*Stored items from a collection*:
────────
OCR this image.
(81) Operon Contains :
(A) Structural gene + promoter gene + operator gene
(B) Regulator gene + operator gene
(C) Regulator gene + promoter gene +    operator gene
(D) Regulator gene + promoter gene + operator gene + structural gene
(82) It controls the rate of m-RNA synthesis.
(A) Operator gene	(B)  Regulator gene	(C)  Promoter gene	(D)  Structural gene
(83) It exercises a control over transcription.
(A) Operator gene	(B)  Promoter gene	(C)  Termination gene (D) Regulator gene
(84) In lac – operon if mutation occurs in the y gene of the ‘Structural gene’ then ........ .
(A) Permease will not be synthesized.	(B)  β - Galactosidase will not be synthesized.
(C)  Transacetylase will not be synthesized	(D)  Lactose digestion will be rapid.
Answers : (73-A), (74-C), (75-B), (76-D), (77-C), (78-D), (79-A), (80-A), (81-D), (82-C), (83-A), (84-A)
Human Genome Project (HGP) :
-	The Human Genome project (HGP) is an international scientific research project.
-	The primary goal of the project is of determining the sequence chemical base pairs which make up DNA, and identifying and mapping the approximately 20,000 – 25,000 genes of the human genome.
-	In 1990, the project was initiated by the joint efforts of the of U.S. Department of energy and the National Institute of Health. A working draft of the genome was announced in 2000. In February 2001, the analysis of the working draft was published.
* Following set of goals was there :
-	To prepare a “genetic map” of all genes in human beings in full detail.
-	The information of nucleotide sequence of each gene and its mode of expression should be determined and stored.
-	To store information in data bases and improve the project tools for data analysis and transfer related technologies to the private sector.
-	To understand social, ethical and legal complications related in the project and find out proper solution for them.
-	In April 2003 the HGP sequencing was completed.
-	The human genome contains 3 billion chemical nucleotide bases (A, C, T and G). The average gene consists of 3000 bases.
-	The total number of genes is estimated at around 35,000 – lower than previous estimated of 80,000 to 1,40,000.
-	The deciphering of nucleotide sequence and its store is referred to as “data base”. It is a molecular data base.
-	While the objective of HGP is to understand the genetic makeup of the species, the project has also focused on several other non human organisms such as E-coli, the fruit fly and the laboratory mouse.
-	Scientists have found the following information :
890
────────
*Work order*:
Transcribe each line of the data exactly, skipping none.

*Written response*:
OCR this image.
(81) Operon Contains :
(A) Structural gene + promoter gene + operator gene
(B) Regulator gene + operator gene
(C) Regulator gene + promoter gene +    operator gene
(D) Regulator gene + promoter gene + operator gene + structural gene
(82) It controls the rate of m-RNA synthesis.
(A) Operator gene	(B)  Regulator gene	(C)  Promoter gene	(D)  Structural gene
(83) It exercises a control over transcription.
(A) Operator gene	(B)  Promoter gene	(C)  Termination gene (D) Regulator gene
(84) In lac – operon if mutation occurs in the y gene of the ‘Structural gene’ then ........ .
(A) Permease will not be synthesized.	(B)  β - Galactosidase will not be synthesized.
(C)  Transacetylase will not be synthesized	(D)  Lactose digestion will be rapid.
Answers : (73-A), (74-C), (75-B), (76-D), (77-C), (78-D), (79-A), (80-A), (81-D), (82-C), (83-A), (84-A)
Human Genome Project (HGP) :
-	The Human Genome project (HGP) is an international scientific research project.
-	The primary goal of the project is of determining the sequence chemical base pairs which make up DNA, and identifying and mapping the approximately 20,000 – 25,000 genes of the human genome.
-	In 1990, the project was initiated by the joint efforts of the of U.S. Department of energy and the National Institute of Health. A working draft of the genome was announced in 2000. In February 2001, the analysis of the working draft was published.
* Following set of goals was there :
-	To prepare a “genetic map” of all genes in human beings in full detail.
-	The information of nucleotide sequence of each gene and its mode of expression should be determined and stored.
-	To store information in data bases and improve the project tools for data analysis and transfer related technologies to the private sector.
-	To understand social, ethical and legal complications related in the project and find out proper solution for them.
-	In April 2003 the HGP sequencing was completed.
-	The human genome contains 3 billion chemical nucleotide bases (A, C, T and G). The average gene consists of 3000 bases.
-	The total number of genes is estimated at around 35,000 – lower than previous estimated of 80,000 to 1,40,000.
-	The deciphering of nucleotide sequence and its store is referred to as “data base”. It is a molecular data base.
-	While the objective of HGP is to understand the genetic makeup of the species, the project has also focused on several other non human organisms such as E-coli, the fruit fly and the laboratory mouse.
-	Scientists have found the following information :
890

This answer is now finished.